◆ Job
Pick out each line in the records below that contains the string "pawn" and copy those lines.

Spatial layout data
[BEGIN]

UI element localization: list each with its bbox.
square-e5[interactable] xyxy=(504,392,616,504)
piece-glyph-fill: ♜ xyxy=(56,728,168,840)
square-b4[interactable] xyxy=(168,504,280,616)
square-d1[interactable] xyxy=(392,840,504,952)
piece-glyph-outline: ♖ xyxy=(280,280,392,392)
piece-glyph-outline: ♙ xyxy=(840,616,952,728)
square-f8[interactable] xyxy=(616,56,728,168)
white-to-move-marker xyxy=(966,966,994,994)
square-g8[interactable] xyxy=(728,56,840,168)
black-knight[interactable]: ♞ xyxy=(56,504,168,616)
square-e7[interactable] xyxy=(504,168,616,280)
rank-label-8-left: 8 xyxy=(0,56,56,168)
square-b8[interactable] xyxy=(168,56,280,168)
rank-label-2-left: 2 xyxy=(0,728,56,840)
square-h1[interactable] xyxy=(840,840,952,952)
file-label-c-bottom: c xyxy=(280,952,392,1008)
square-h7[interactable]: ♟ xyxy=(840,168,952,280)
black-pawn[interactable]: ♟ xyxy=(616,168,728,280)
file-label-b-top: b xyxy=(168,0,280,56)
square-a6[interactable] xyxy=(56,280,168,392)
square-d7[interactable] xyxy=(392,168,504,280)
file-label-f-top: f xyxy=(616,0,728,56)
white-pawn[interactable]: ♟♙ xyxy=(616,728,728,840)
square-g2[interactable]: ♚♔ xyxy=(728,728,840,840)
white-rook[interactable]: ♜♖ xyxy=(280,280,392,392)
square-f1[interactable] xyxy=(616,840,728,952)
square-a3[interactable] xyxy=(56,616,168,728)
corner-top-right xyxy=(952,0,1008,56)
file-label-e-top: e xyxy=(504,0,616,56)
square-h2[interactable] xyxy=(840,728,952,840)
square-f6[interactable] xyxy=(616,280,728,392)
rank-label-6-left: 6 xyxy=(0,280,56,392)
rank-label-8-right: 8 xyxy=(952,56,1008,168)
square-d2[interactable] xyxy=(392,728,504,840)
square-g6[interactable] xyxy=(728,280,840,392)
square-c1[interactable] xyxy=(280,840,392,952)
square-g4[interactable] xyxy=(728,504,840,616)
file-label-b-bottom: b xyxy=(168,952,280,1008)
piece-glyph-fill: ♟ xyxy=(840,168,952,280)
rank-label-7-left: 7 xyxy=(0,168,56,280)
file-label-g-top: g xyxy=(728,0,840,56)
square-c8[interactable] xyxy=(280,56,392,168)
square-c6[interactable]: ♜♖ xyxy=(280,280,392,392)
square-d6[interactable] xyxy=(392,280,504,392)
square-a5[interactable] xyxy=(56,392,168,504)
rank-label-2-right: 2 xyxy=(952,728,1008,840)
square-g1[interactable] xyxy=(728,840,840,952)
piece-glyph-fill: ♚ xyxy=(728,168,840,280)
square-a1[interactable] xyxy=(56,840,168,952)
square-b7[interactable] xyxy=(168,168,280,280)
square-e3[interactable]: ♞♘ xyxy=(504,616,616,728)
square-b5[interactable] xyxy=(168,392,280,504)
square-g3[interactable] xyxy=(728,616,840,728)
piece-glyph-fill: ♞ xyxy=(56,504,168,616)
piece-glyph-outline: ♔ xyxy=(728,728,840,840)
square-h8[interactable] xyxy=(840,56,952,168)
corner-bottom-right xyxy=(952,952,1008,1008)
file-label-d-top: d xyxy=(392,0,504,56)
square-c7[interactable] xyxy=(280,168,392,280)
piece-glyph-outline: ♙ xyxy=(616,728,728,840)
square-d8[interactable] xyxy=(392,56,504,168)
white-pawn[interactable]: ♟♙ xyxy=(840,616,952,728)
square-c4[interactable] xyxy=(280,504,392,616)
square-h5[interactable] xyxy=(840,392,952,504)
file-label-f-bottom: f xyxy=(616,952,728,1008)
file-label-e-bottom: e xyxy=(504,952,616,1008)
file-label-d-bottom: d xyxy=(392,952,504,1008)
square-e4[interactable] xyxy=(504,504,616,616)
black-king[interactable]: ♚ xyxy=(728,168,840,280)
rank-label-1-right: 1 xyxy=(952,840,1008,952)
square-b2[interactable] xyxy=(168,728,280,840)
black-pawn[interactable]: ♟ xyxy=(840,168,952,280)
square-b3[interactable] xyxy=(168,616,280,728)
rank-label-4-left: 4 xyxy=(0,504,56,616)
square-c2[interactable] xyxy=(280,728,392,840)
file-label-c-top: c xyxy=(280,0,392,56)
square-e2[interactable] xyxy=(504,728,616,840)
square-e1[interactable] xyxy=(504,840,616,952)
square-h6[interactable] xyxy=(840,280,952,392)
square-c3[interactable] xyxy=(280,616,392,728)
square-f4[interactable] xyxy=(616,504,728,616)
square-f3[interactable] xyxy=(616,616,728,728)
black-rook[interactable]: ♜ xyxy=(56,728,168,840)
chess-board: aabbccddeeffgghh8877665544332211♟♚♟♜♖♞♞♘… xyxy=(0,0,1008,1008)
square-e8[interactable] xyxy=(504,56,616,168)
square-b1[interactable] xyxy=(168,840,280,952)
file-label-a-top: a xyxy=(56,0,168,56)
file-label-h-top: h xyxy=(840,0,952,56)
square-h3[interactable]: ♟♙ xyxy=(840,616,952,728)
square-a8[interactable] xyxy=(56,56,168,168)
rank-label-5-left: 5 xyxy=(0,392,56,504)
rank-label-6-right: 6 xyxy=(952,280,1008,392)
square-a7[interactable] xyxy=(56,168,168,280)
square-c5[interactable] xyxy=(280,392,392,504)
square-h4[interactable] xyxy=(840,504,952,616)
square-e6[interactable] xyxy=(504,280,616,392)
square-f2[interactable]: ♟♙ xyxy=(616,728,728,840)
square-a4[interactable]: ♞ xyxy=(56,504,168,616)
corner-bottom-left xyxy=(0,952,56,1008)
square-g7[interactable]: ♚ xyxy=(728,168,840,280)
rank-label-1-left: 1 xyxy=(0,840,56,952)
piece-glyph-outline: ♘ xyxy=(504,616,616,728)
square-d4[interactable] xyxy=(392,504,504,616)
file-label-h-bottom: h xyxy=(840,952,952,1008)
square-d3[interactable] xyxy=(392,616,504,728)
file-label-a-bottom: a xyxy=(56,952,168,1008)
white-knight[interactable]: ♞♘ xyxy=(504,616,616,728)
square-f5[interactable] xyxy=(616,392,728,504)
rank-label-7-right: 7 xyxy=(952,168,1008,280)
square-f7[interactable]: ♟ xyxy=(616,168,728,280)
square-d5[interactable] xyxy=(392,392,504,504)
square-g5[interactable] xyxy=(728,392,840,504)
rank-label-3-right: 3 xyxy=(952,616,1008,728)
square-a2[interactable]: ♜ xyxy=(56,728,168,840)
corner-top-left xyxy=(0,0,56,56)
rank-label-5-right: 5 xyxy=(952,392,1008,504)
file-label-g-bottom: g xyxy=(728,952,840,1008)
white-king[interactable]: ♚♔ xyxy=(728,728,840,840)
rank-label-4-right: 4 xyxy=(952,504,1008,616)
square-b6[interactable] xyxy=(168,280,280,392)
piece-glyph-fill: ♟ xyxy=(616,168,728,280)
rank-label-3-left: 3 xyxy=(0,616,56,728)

[END]

◆ Finished answer
black-pawn[interactable]: ♟ xyxy=(616,168,728,280)
white-pawn[interactable]: ♟♙ xyxy=(616,728,728,840)
white-pawn[interactable]: ♟♙ xyxy=(840,616,952,728)
black-pawn[interactable]: ♟ xyxy=(840,168,952,280)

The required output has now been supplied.